**** Items ****

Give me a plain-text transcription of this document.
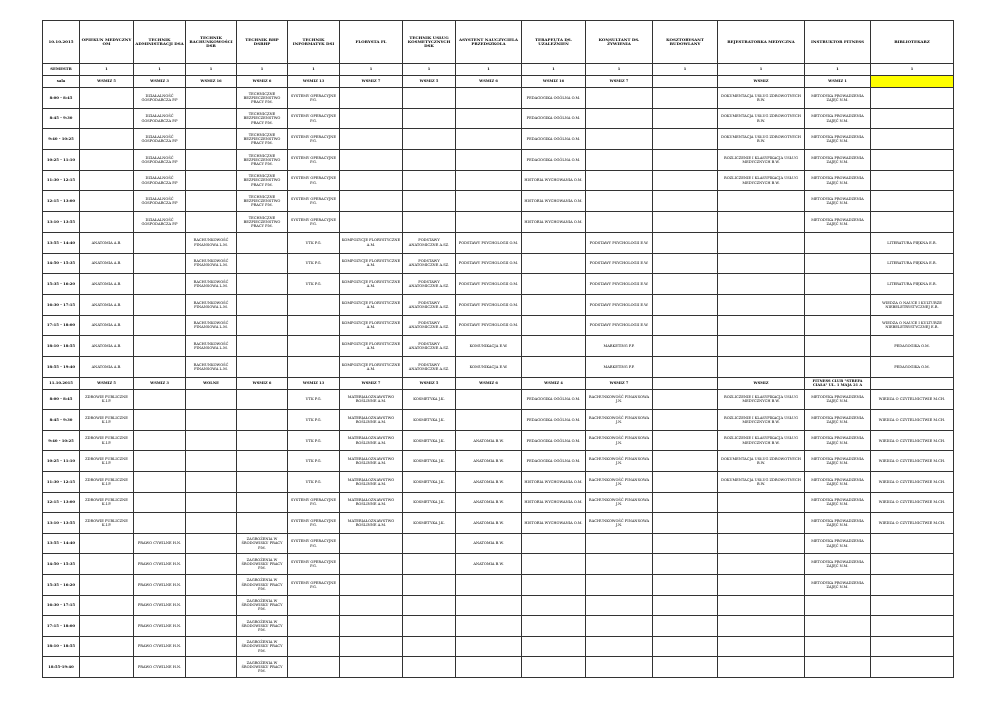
10.10.2015	OPIEKUN MEDYCZNY OM	TECHNIK ADMINISTRACJI DSA	TECHNIK RACHUNKOWOŚCI DSR	TECHNIK BHP DSBHP	TECHNIK INFORMATYK DSI	FLORYSTA FL	TECHNIK USŁUG KOSMETYCZNYCH DSK	ASYSTENT NAUCZYCIELA PRZEDSZKOLA	TERAPEUTA DS. UZALEŻNIEŃ	KONSULTANT DS. ŻYWIENIA	KOSZTORYSANT BUDOWLANY	REJESTRATORKA MEDYCZNA	INSTRUKTOR FITNESS	BIBLIOTEKARZ
SEMESTR	1	1	1	1	1	1	1	1	1	1	1	1	1	1
sala	WSMIZ 5	WSMIZ 3	WSMIZ 16	WSMIZ 6	WSMIZ 13	WSMIZ 7	WSMIZ 5	WSMIZ 6	WSMIZ 16	WSMIZ 7		WSMIZ	WSMIZ 1	
8:00 - 8:45		DZIAŁALNOŚĆ GOSPODARCZA P.P		TECHNICZNE BEZPIECZEŃSTWO PRACY P.M.	SYSTEMY OPERACYJNE P.G.				PEDAGOGIKA OGÓLNA O.M.			DOKUMENTACJA USŁUG ZDROWOTNYCH B.W.	METODYKA PROWADZENIA ZAJĘĆ N.M.	
8:45 - 9:30		DZIAŁALNOŚĆ GOSPODARCZA P.P		TECHNICZNE BEZPIECZEŃSTWO PRACY P.M.	SYSTEMY OPERACYJNE P.G.				PEDAGOGIKA OGÓLNA O.M.			DOKUMENTACJA USŁUG ZDROWOTNYCH B.W.	METODYKA PROWADZENIA ZAJĘĆ N.M.	
9:40 - 10:25		DZIAŁALNOŚĆ GOSPODARCZA P.P		TECHNICZNE BEZPIECZEŃSTWO PRACY P.M.	SYSTEMY OPERACYJNE P.G.				PEDAGOGIKA OGÓLNA O.M.			DOKUMENTACJA USŁUG ZDROWOTNYCH B.W.	METODYKA PROWADZENIA ZAJĘĆ N.M.	
10:25 - 11:10		DZIAŁALNOŚĆ GOSPODARCZA P.P		TECHNICZNE BEZPIECZEŃSTWO PRACY P.M.	SYSTEMY OPERACYJNE P.G.				PEDAGOGIKA OGÓLNA O.M.			ROZLICZENIE I KLASYFIKACJA USŁUG MEDYCZNYCH B.W.	METODYKA PROWADZENIA ZAJĘĆ N.M.	
11:30 - 12:15		DZIAŁALNOŚĆ GOSPODARCZA P.P		TECHNICZNE BEZPIECZEŃSTWO PRACY P.M.	SYSTEMY OPERACYJNE P.G.				HISTORIA WYCHOWANIA O.M.			ROZLICZENIE I KLASYFIKACJA USŁUG MEDYCZNYCH B.W.	METODYKA PROWADZENIA ZAJĘĆ N.M.	
12:15 - 13:00		DZIAŁALNOŚĆ GOSPODARCZA P.P		TECHNICZNE BEZPIECZEŃSTWO PRACY P.M.	SYSTEMY OPERACYJNE P.G.				HISTORIA WYCHOWANIA O.M.				METODYKA PROWADZENIA ZAJĘĆ N.M.	
13:10 - 13:55		DZIAŁALNOŚĆ GOSPODARCZA P.P		TECHNICZNE BEZPIECZEŃSTWO PRACY P.M.	SYSTEMY OPERACYJNE P.G.				HISTORIA WYCHOWANIA O.M.				METODYKA PROWADZENIA ZAJĘĆ N.M.	
13:55 - 14:40	ANATOMIA A.B.		RACHUNKOWOŚĆ FINANSOWA L.M.		UTK P.G.	KOMPOZYCJE FLORYSTYCZNE A.M.	PODSTAWY ANATOMICZNE A.SZ.	PODSTAWY PSYCHOLOGII O.M.		PODSTAWY PSYCHOLOGII E.W.				LITERATURA PIĘKNA E.R.
14:50 - 15:35	ANATOMIA A.B.		RACHUNKOWOŚĆ FINANSOWA L.M.		UTK P.G.	KOMPOZYCJE FLORYSTYCZNE A.M.	PODSTAWY ANATOMICZNE A.SZ.	PODSTAWY PSYCHOLOGII O.M.		PODSTAWY PSYCHOLOGII E.W.				LITERATURA PIĘKNA E.R.
15:35 - 16:20	ANATOMIA A.B.		RACHUNKOWOŚĆ FINANSOWA L.M.		UTK P.G.	KOMPOZYCJE FLORYSTYCZNE A.M.	PODSTAWY ANATOMICZNE A.SZ.	PODSTAWY PSYCHOLOGII O.M.		PODSTAWY PSYCHOLOGII E.W.				LITERATURA PIĘKNA E.R.
16:30 - 17:15	ANATOMIA A.B.		RACHUNKOWOŚĆ FINANSOWA L.M.			KOMPOZYCJE FLORYSTYCZNE A.M.	PODSTAWY ANATOMICZNE A.SZ.	PODSTAWY PSYCHOLOGII O.M.		PODSTAWY PSYCHOLOGII E.W.				WIEDZA O NAUCE I KULTURZE NIEBELETRYSTYCZNEJ E.R.
17:15 - 18:00	ANATOMIA A.B.		RACHUNKOWOŚĆ FINANSOWA L.M.			KOMPOZYCJE FLORYSTYCZNE A.M.	PODSTAWY ANATOMICZNE A.SZ.	PODSTAWY PSYCHOLOGII O.M.		PODSTAWY PSYCHOLOGII E.W.				WIEDZA O NAUCE I KULTURZE NIEBELETRYSTYCZNEJ E.R.
18:10 - 18:55	ANATOMIA A.B.		RACHUNKOWOŚĆ FINANSOWA L.M.			KOMPOZYCJE FLORYSTYCZNE A.M.	PODSTAWY ANATOMICZNE A.SZ.	KOMUNIKACJA E.W.		MARKETING P.P.				PEDAGOGIKA O.M.
18:55 - 19:40	ANATOMIA A.B.		RACHUNKOWOŚĆ FINANSOWA L.M.			KOMPOZYCJE FLORYSTYCZNE A.M.	PODSTAWY ANATOMICZNE A.SZ.	KOMUNIKACJA E.W.		MARKETING P.P.				PEDAGOGIKA O.M.
11.10.2015	WSMIZ 5	WSMIZ 3	WOLNE	WSMIZ 6	WSMIZ 13	WSMIZ 7	WSMIZ 5	WSMIZ 6	WSMIZ 4	WSMIZ 7		WSMIZ	FITNESS CLUB "STREFA CIAŁA" UL. 1 MAJA 21 A	
8:00 - 8:45	ZDROWIE PUBLICZNE K.I.P.				UTK P.G.	MATERIAŁOZNAWSTWO ROŚLINNE A.M.	KOSMETYKA J.K.		PEDAGOGIKA OGÓLNA O.M.	RACHUNKOWOŚĆ FINANSOWA J.N.		ROZLICZENIE I KLASYFIKACJA USŁUG MEDYCZNYCH B.W.	METODYKA PROWADZENIA ZAJĘĆ N.M.	WIEDZA O CZYTELNICTWIE M.CH.
8:45 - 9:30	ZDROWIE PUBLICZNE K.I.P.				UTK P.G.	MATERIAŁOZNAWSTWO ROŚLINNE A.M.	KOSMETYKA J.K.		PEDAGOGIKA OGÓLNA O.M.	RACHUNKOWOŚĆ FINANSOWA J.N.		ROZLICZENIE I KLASYFIKACJA USŁUG MEDYCZNYCH B.W.	METODYKA PROWADZENIA ZAJĘĆ N.M.	WIEDZA O CZYTELNICTWIE M.CH.
9:40 - 10:25	ZDROWIE PUBLICZNE K.I.P.				UTK P.G.	MATERIAŁOZNAWSTWO ROŚLINNE A.M.	KOSMETYKA J.K.	ANATOMIA B.W.	PEDAGOGIKA OGÓLNA O.M.	RACHUNKOWOŚĆ FINANSOWA J.N.		ROZLICZENIE I KLASYFIKACJA USŁUG MEDYCZNYCH B.W.	METODYKA PROWADZENIA ZAJĘĆ N.M.	WIEDZA O CZYTELNICTWIE M.CH.
10:25 - 11:10	ZDROWIE PUBLICZNE K.I.P.				UTK P.G.	MATERIAŁOZNAWSTWO ROŚLINNE A.M.	KOSMETYKA J.K.	ANATOMIA B.W.	PEDAGOGIKA OGÓLNA O.M.	RACHUNKOWOŚĆ FINANSOWA J.N.		DOKUMENTACJA USŁUG ZDROWOTNYCH B.W.	METODYKA PROWADZENIA ZAJĘĆ N.M.	WIEDZA O CZYTELNICTWIE M.CH.
11:30 - 12:15	ZDROWIE PUBLICZNE K.I.P.				UTK P.G.	MATERIAŁOZNAWSTWO ROŚLINNE A.M.	KOSMETYKA J.K.	ANATOMIA B.W.	HISTORIA WYCHOWANIA O.M.	RACHUNKOWOŚĆ FINANSOWA J.N.		DOKUMENTACJA USŁUG ZDROWOTNYCH B.W.	METODYKA PROWADZENIA ZAJĘĆ N.M.	WIEDZA O CZYTELNICTWIE M.CH.
12:15 - 13:00	ZDROWIE PUBLICZNE K.I.P.				SYSTEMY OPERACYJNE P.G.	MATERIAŁOZNAWSTWO ROŚLINNE A.M.	KOSMETYKA J.K.	ANATOMIA B.W.	HISTORIA WYCHOWANIA O.M.	RACHUNKOWOŚĆ FINANSOWA J.N.			METODYKA PROWADZENIA ZAJĘĆ N.M.	WIEDZA O CZYTELNICTWIE M.CH.
13:10 - 13:55	ZDROWIE PUBLICZNE K.I.P.				SYSTEMY OPERACYJNE P.G.	MATERIAŁOZNAWSTWO ROŚLINNE A.M.	KOSMETYKA J.K.	ANATOMIA B.W.	HISTORIA WYCHOWANIA O.M.	RACHUNKOWOŚĆ FINANSOWA J.N.			METODYKA PROWADZENIA ZAJĘĆ N.M.	WIEDZA O CZYTELNICTWIE M.CH.
13:55 - 14:40		PRAWO CYWILNE H.N.		ZAGROŻENIA W ŚRODOWISKU PRACY P.M.	SYSTEMY OPERACYJNE P.G.			ANATOMIA B.W.					METODYKA PROWADZENIA ZAJĘĆ N.M.	
14:50 - 15:35		PRAWO CYWILNE H.N.		ZAGROŻENIA W ŚRODOWISKU PRACY P.M.	SYSTEMY OPERACYJNE P.G.			ANATOMIA B.W.					METODYKA PROWADZENIA ZAJĘĆ N.M.	
15:35 - 16:20		PRAWO CYWILNE H.N.		ZAGROŻENIA W ŚRODOWISKU PRACY P.M.	SYSTEMY OPERACYJNE P.G.								METODYKA PROWADZENIA ZAJĘĆ N.M.	
16:30 - 17:15		PRAWO CYWILNE H.N.		ZAGROŻENIA W ŚRODOWISKU PRACY P.M.										
17:15 - 18:00		PRAWO CYWILNE H.N.		ZAGROŻENIA W ŚRODOWISKU PRACY P.M.										
18:10 - 18:55		PRAWO CYWILNE H.N.		ZAGROŻENIA W ŚRODOWISKU PRACY P.M.										
18:55-19:40		PRAWO CYWILNE H.N.		ZAGROŻENIA W ŚRODOWISKU PRACY P.M.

****

* [Exercise aim]: Copy out every line that includes the word "WSMIZ".

* [Finished task]:
sala	WSMIZ 5	WSMIZ 3	WSMIZ 16	WSMIZ 6	WSMIZ 13	WSMIZ 7	WSMIZ 5	WSMIZ 6	WSMIZ 16	WSMIZ 7		WSMIZ	WSMIZ 1	
11.10.2015	WSMIZ 5	WSMIZ 3	WOLNE	WSMIZ 6	WSMIZ 13	WSMIZ 7	WSMIZ 5	WSMIZ 6	WSMIZ 4	WSMIZ 7		WSMIZ	FITNESS CLUB "STREFA CIAŁA" UL. 1 MAJA 21 A	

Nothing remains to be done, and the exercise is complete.